Excerpt >>
Segment Open

Rachel Marcus is a Canadian actress and voice artist best known for her role as Beatrice 'Booky' Thomson in Booky and the Secret Santa (2007) and Booky's Crush (2009).

Career
Marcus' first acting job, apart from school plays, was when at the age of 10 years she landed the starring role of Beatrice 'Booky' Thomson in Booky and the Secret Santa, a made for TV film based upon the novel series by Bernice Thurman Hunter.  For her performance as Booky, Marcus received a 2008 Gemini Awards nomination.  Her second starring film role was a year later when she reprised her role as Booky for Booky's Crush, for which she received another Gemini Awards nomination.  In 2008, she joined the cast of Stoked which premiered on June 25, 2009 on Teletoon.  From 2011 to 2015, she voiced Stella in the animated series Stella and Sam.

Segment Closed

Input data >>
Segment Open

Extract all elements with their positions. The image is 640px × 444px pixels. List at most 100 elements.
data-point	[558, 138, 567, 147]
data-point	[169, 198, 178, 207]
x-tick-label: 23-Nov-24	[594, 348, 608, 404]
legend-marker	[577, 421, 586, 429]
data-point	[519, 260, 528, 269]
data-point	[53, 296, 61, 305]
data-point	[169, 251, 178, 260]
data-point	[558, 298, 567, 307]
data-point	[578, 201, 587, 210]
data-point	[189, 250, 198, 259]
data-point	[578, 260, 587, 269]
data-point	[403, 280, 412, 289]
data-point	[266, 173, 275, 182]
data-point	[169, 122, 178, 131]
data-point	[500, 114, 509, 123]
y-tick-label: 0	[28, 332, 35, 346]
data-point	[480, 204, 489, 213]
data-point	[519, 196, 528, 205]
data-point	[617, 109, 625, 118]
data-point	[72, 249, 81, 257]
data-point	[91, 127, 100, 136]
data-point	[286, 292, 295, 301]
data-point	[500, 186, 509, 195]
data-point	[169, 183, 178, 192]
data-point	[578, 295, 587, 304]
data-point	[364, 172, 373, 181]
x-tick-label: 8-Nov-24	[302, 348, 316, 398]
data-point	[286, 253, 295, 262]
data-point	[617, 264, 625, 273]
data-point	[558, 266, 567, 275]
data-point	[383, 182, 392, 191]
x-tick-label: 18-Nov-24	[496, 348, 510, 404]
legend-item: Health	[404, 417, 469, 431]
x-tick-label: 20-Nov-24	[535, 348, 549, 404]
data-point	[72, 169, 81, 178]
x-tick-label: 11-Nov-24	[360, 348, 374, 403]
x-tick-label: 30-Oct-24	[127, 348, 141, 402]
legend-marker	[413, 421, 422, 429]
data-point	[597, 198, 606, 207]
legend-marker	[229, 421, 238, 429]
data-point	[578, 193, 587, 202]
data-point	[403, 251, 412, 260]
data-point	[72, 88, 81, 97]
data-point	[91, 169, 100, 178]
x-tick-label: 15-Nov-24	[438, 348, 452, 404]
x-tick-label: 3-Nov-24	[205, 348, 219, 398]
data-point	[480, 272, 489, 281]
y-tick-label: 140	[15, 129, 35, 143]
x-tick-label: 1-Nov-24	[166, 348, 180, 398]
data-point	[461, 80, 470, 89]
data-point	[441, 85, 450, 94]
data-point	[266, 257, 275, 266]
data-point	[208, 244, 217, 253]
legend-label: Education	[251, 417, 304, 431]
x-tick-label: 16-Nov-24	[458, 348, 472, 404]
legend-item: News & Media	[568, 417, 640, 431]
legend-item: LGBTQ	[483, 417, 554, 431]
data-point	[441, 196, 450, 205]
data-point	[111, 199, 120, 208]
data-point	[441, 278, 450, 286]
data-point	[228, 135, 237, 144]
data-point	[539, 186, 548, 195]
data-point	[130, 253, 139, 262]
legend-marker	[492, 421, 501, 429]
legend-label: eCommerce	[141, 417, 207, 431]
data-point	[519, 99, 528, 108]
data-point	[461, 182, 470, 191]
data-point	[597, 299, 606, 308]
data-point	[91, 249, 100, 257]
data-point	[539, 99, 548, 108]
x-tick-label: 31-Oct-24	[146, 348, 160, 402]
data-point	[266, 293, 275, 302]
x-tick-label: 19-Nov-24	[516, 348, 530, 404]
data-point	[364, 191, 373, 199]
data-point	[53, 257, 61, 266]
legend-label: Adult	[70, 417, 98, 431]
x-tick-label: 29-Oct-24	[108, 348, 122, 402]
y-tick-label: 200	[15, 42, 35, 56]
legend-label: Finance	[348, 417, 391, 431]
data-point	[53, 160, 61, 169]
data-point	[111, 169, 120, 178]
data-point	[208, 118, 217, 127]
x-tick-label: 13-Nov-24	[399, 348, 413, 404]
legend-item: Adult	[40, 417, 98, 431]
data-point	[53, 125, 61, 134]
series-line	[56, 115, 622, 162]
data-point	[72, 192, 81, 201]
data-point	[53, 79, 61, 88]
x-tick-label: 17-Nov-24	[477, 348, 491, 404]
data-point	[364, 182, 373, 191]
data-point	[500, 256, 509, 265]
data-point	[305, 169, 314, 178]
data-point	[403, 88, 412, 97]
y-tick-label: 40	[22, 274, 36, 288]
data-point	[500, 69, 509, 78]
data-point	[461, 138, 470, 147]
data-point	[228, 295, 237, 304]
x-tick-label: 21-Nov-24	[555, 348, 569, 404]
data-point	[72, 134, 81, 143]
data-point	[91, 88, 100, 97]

Segment Closed

Work instruction A >>
Reproduce the Rachel Marcus biography from "Rachel Marcus is" to "Stella and Sam.".
Work instruction B >>
Answer these questions from the Rachel Marcus biography, one answer per line:
(i) How old was Marcus when she landed the role of Booky?
(ii) On which network did Stoked premiere?
(iii) Which character did she voice in Stella and Sam?
Work instruction C >>
Summarize the Rachel Marcus biography in two sentences.

Result A >>
Rachel Marcus is a Canadian actress and voice artist best known for her role as Beatrice 'Booky' Thomson in Booky and the Secret Santa (2007) and Booky's Crush (2009).

Career
Marcus' first acting job, apart from school plays, was when at the age of 10 years she landed the starring role of Beatrice 'Booky' Thomson in Booky and the Secret Santa, a made for TV film based upon the novel series by Bernice Thurman Hunter.  For her performance as Booky, Marcus received a 2008 Gemini Awards nomination.  Her second starring film role was a year later when she reprised her role as Booky for Booky's Crush, for which she received another Gemini Awards nomination.  In 2008, she joined the cast of Stoked which premiered on June 25, 2009 on Teletoon.  From 2011 to 2015, she voiced Stella in the animated series Stella and Sam.

Result B >>
(i) 10 years old
(ii) Teletoon
(iii) Stella

Result C >>
Rachel Marcus is a Canadian actress and voice artist best known for playing Beatrice 'Booky' Thomson in Booky and the Secret Santa (2007) and Booky's Crush (2009), and both roles earned her Gemini Awards nominations. She also joined the cast of Stoked in 2008 and voiced Stella in the animated series Stella and Sam from 2011 to 2015.